> **Your instructions**
Write out each line exactly as it stands, please.

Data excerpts
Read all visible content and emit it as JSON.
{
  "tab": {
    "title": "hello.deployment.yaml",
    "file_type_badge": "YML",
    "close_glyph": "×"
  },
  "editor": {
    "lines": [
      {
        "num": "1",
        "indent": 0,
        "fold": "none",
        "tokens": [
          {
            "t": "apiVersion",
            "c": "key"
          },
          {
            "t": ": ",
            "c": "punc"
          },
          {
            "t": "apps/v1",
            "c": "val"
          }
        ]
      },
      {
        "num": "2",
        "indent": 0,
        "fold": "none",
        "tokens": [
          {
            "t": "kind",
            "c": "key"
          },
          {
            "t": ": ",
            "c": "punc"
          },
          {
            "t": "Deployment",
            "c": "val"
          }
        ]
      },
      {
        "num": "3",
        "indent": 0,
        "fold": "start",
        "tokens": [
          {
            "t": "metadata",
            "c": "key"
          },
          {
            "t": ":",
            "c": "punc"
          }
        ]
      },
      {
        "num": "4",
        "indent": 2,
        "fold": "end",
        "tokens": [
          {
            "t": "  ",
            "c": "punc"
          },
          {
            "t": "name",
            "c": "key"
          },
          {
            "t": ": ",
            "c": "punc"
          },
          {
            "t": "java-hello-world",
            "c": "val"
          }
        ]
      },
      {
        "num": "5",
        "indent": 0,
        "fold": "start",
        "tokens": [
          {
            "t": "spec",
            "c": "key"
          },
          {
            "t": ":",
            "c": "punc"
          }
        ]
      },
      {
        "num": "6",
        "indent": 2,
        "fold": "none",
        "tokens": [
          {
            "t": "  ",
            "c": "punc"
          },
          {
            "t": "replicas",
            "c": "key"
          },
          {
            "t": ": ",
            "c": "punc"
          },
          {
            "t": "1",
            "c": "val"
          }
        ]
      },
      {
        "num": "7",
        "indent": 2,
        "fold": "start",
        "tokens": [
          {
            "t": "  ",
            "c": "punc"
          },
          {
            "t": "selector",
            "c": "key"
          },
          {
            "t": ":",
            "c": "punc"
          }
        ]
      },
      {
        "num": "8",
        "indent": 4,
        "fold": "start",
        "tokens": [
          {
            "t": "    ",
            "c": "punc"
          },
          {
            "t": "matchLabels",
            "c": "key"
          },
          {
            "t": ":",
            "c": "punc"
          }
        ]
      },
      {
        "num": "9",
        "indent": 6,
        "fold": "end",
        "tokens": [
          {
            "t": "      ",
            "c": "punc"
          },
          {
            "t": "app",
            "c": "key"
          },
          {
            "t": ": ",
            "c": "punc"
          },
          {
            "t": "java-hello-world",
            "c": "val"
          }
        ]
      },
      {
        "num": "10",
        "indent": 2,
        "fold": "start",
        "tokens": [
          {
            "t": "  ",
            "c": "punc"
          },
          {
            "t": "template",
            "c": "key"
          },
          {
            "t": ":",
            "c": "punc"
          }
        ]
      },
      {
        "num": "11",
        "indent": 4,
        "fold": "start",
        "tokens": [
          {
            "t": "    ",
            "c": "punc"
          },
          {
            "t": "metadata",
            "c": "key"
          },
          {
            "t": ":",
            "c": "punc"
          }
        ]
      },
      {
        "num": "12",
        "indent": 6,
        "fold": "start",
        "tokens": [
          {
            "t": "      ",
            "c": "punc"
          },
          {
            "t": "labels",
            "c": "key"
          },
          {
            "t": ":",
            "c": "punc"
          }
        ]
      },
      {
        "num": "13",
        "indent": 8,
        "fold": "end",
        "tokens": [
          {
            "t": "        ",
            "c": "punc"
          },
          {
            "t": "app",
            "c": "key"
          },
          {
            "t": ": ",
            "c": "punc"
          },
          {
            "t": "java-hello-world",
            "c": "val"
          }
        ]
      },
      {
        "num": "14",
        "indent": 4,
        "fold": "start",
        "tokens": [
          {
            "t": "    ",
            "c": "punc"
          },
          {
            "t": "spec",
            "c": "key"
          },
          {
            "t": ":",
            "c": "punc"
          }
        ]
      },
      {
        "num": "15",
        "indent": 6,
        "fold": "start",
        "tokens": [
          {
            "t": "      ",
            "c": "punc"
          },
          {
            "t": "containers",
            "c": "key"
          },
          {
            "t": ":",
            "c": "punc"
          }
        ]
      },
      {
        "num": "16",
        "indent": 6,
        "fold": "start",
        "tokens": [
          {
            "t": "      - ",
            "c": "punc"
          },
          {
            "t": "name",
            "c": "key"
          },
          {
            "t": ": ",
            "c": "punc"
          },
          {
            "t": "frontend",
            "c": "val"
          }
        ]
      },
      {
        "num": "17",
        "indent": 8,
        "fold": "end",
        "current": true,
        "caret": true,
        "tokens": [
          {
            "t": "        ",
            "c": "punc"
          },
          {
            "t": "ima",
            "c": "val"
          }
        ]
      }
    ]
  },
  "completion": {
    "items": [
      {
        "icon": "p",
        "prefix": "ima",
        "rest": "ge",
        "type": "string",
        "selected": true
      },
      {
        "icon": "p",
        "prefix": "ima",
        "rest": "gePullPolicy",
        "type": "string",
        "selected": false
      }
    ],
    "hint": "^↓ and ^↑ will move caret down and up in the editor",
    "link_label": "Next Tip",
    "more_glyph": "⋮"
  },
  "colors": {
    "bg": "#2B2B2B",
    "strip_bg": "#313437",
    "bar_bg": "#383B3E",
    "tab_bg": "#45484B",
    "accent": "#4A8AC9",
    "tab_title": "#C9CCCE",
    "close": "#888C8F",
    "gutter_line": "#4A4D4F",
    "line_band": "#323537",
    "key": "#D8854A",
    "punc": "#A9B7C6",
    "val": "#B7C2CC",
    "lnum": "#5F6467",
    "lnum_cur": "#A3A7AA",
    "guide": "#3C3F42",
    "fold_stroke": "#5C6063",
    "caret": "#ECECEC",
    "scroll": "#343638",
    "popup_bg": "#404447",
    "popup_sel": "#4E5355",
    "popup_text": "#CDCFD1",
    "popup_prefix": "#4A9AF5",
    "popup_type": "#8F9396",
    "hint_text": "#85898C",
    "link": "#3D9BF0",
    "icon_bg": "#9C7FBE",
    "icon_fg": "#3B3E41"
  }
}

> **Exercise solution**
Read all visible content and emit it as JSON.
{
  "tab": {
    "title": "hello.deployment.yaml",
    "file_type_badge": "YML",
    "close_glyph": "×"
  },
  "editor": {
    "lines": [
      {
        "num": "1",
        "indent": 0,
        "fold": "none",
        "tokens": [
          {
            "t": "apiVersion",
            "c": "key"
          },
          {
            "t": ": ",
            "c": "punc"
          },
          {
            "t": "apps/v1",
            "c": "val"
          }
        ]
      },
      {
        "num": "2",
        "indent": 0,
        "fold": "none",
        "tokens": [
          {
            "t": "kind",
            "c": "key"
          },
          {
            "t": ": ",
            "c": "punc"
          },
          {
            "t": "Deployment",
            "c": "val"
          }
        ]
      },
      {
        "num": "3",
        "indent": 0,
        "fold": "start",
        "tokens": [
          {
            "t": "metadata",
            "c": "key"
          },
          {
            "t": ":",
            "c": "punc"
          }
        ]
      },
      {
        "num": "4",
        "indent": 2,
        "fold": "end",
        "tokens": [
          {
            "t": "  ",
            "c": "punc"
          },
          {
            "t": "name",
            "c": "key"
          },
          {
            "t": ": ",
            "c": "punc"
          },
          {
            "t": "java-hello-world",
            "c": "val"
          }
        ]
      },
      {
        "num": "5",
        "indent": 0,
        "fold": "start",
        "tokens": [
          {
            "t": "spec",
            "c": "key"
          },
          {
            "t": ":",
            "c": "punc"
          }
        ]
      },
      {
        "num": "6",
        "indent": 2,
        "fold": "none",
        "tokens": [
          {
            "t": "  ",
            "c": "punc"
          },
          {
            "t": "replicas",
            "c": "key"
          },
          {
            "t": ": ",
            "c": "punc"
          },
          {
            "t": "1",
            "c": "val"
          }
        ]
      },
      {
        "num": "7",
        "indent": 2,
        "fold": "start",
        "tokens": [
          {
            "t": "  ",
            "c": "punc"
          },
          {
            "t": "selector",
            "c": "key"
          },
          {
            "t": ":",
            "c": "punc"
          }
        ]
      },
      {
        "num": "8",
        "indent": 4,
        "fold": "start",
        "tokens": [
          {
            "t": "    ",
            "c": "punc"
          },
          {
            "t": "matchLabels",
            "c": "key"
          },
          {
            "t": ":",
            "c": "punc"
          }
        ]
      },
      {
        "num": "9",
        "indent": 6,
        "fold": "end",
        "tokens": [
          {
            "t": "      ",
            "c": "punc"
          },
          {
            "t": "app",
            "c": "key"
          },
          {
            "t": ": ",
            "c": "punc"
          },
          {
            "t": "java-hello-world",
            "c": "val"
          }
        ]
      },
      {
        "num": "10",
        "indent": 2,
        "fold": "start",
        "tokens": [
          {
            "t": "  ",
            "c": "punc"
          },
          {
            "t": "template",
            "c": "key"
          },
          {
            "t": ":",
            "c": "punc"
          }
        ]
      },
      {
        "num": "11",
        "indent": 4,
        "fold": "start",
        "tokens": [
          {
            "t": "    ",
            "c": "punc"
          },
          {
            "t": "metadata",
            "c": "key"
          },
          {
            "t": ":",
            "c": "punc"
          }
        ]
      },
      {
        "num": "12",
        "indent": 6,
        "fold": "start",
        "tokens": [
          {
            "t": "      ",
            "c": "punc"
          },
          {
            "t": "labels",
            "c": "key"
          },
          {
            "t": ":",
            "c": "punc"
          }
        ]
      },
      {
        "num": "13",
        "indent": 8,
        "fold": "end",
        "tokens": [
          {
            "t": "        ",
            "c": "punc"
          },
          {
            "t": "app",
            "c": "key"
          },
          {
            "t": ": ",
            "c": "punc"
          },
          {
            "t": "java-hello-world",
            "c": "val"
          }
        ]
      },
      {
        "num": "14",
        "indent": 4,
        "fold": "start",
        "tokens": [
          {
            "t": "    ",
            "c": "punc"
          },
          {
            "t": "spec",
            "c": "key"
          },
          {
            "t": ":",
            "c": "punc"
          }
        ]
      },
      {
        "num": "15",
        "indent": 6,
        "fold": "start",
        "tokens": [
          {
            "t": "      ",
            "c": "punc"
          },
          {
            "t": "containers",
            "c": "key"
          },
          {
            "t": ":",
            "c": "punc"
          }
        ]
      },
      {
        "num": "16",
        "indent": 6,
        "fold": "start",
        "tokens": [
          {
            "t": "      - ",
            "c": "punc"
          },
          {
            "t": "name",
            "c": "key"
          },
          {
            "t": ": ",
            "c": "punc"
          },
          {
            "t": "frontend",
            "c": "val"
          }
        ]
      },
      {
        "num": "17",
        "indent": 8,
        "fold": "end",
        "current": true,
        "caret": true,
        "tokens": [
          {
            "t": "        ",
            "c": "punc"
          },
          {
            "t": "ima",
            "c": "val"
          }
        ]
      }
    ]
  },
  "completion": {
    "items": [
      {
        "icon": "p",
        "prefix": "ima",
        "rest": "ge",
        "type": "string",
        "selected": true
      },
      {
        "icon": "p",
        "prefix": "ima",
        "rest": "gePullPolicy",
        "type": "string",
        "selected": false
      }
    ],
    "hint": "^↓ and ^↑ will move caret down and up in the editor",
    "link_label": "Next Tip",
    "more_glyph": "⋮"
  },
  "colors": {
    "bg": "#2B2B2B",
    "strip_bg": "#313437",
    "bar_bg": "#383B3E",
    "tab_bg": "#45484B",
    "accent": "#4A8AC9",
    "tab_title": "#C9CCCE",
    "close": "#888C8F",
    "gutter_line": "#4A4D4F",
    "line_band": "#323537",
    "key": "#D8854A",
    "punc": "#A9B7C6",
    "val": "#B7C2CC",
    "lnum": "#5F6467",
    "lnum_cur": "#A3A7AA",
    "guide": "#3C3F42",
    "fold_stroke": "#5C6063",
    "caret": "#ECECEC",
    "scroll": "#343638",
    "popup_bg": "#404447",
    "popup_sel": "#4E5355",
    "popup_text": "#CDCFD1",
    "popup_prefix": "#4A9AF5",
    "popup_type": "#8F9396",
    "hint_text": "#85898C",
    "link": "#3D9BF0",
    "icon_bg": "#9C7FBE",
    "icon_fg": "#3B3E41"
  }
}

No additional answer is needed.